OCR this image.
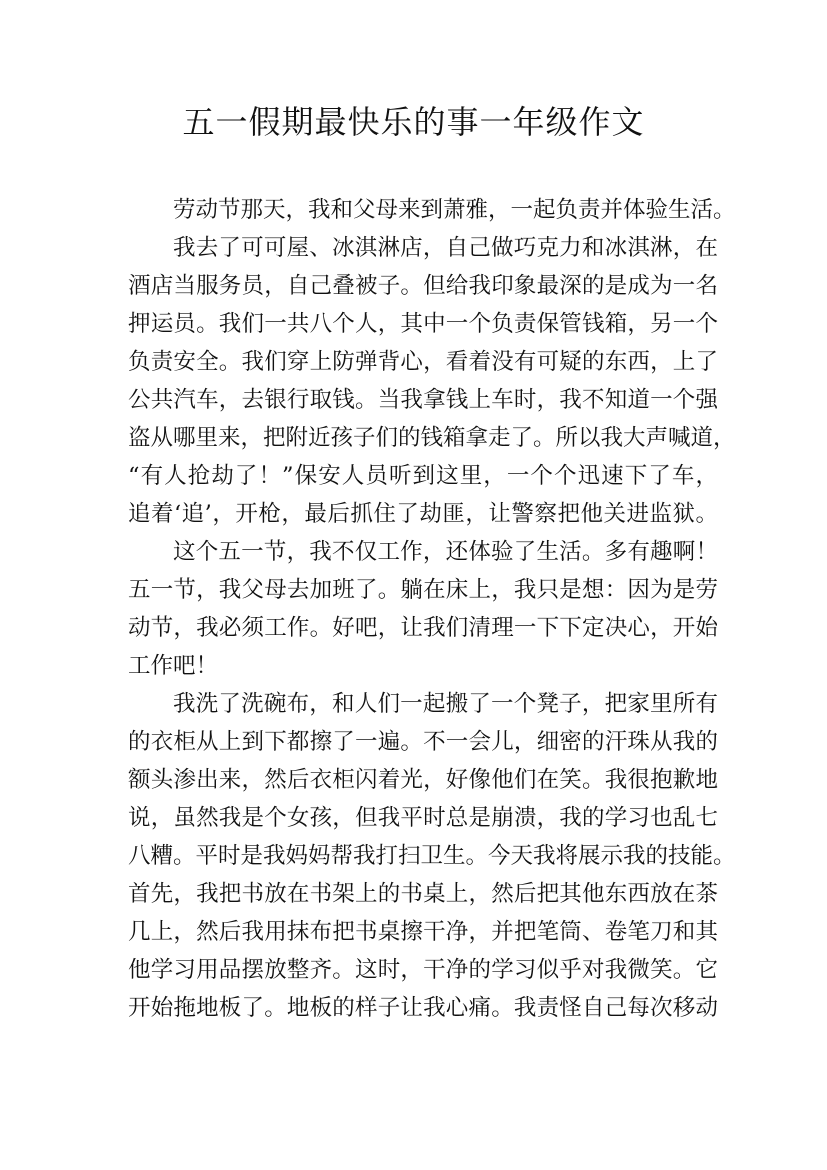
五一假期最快乐的事一年级作文
劳动节那天，我和父母来到萧雅，一起负责并体验生活。
我去了可可屋、冰淇淋店，自己做巧克力和冰淇淋，在
酒店当服务员，自己叠被子。但给我印象最深的是成为一名
押运员。我们一共八个人，其中一个负责保管钱箱，另一个
负责安全。我们穿上防弹背心，看着没有可疑的东西，上了
公共汽车，去银行取钱。当我拿钱上车时，我不知道一个强
盗从哪里来，把附近孩子们的钱箱拿走了。所以我大声喊道，
“有人抢劫了！”保安人员听到这里，一个个迅速下了车，
追着‘追’，开枪，最后抓住了劫匪，让警察把他关进监狱。
这个五一节，我不仅工作，还体验了生活。多有趣啊！
五一节，我父母去加班了。躺在床上，我只是想：因为是劳
动节，我必须工作。好吧，让我们清理一下下定决心，开始
工作吧！
我洗了洗碗布，和人们一起搬了一个凳子，把家里所有
的衣柜从上到下都擦了一遍。不一会儿，细密的汗珠从我的
额头渗出来，然后衣柜闪着光，好像他们在笑。我很抱歉地
说，虽然我是个女孩，但我平时总是崩溃，我的学习也乱七
八糟。平时是我妈妈帮我打扫卫生。今天我将展示我的技能。
首先，我把书放在书架上的书桌上，然后把其他东西放在茶
几上，然后我用抹布把书桌擦干净，并把笔筒、卷笔刀和其
他学习用品摆放整齐。这时，干净的学习似乎对我微笑。它
开始拖地板了。地板的样子让我心痛。我责怪自己每次移动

# What is required:
Each entry must be retyped word for word, with every image omitted.

# Reply to the exercise:
OCR this image.
五一假期最快乐的事一年级作文
劳动节那天，我和父母来到萧雅，一起负责并体验生活。
我去了可可屋、冰淇淋店，自己做巧克力和冰淇淋，在
酒店当服务员，自己叠被子。但给我印象最深的是成为一名
押运员。我们一共八个人，其中一个负责保管钱箱，另一个
负责安全。我们穿上防弹背心，看着没有可疑的东西，上了
公共汽车，去银行取钱。当我拿钱上车时，我不知道一个强
盗从哪里来，把附近孩子们的钱箱拿走了。所以我大声喊道，
“有人抢劫了！”保安人员听到这里，一个个迅速下了车，
追着‘追’，开枪，最后抓住了劫匪，让警察把他关进监狱。
这个五一节，我不仅工作，还体验了生活。多有趣啊！
五一节，我父母去加班了。躺在床上，我只是想：因为是劳
动节，我必须工作。好吧，让我们清理一下下定决心，开始
工作吧！
我洗了洗碗布，和人们一起搬了一个凳子，把家里所有
的衣柜从上到下都擦了一遍。不一会儿，细密的汗珠从我的
额头渗出来，然后衣柜闪着光，好像他们在笑。我很抱歉地
说，虽然我是个女孩，但我平时总是崩溃，我的学习也乱七
八糟。平时是我妈妈帮我打扫卫生。今天我将展示我的技能。
首先，我把书放在书架上的书桌上，然后把其他东西放在茶
几上，然后我用抹布把书桌擦干净，并把笔筒、卷笔刀和其
他学习用品摆放整齐。这时，干净的学习似乎对我微笑。它
开始拖地板了。地板的样子让我心痛。我责怪自己每次移动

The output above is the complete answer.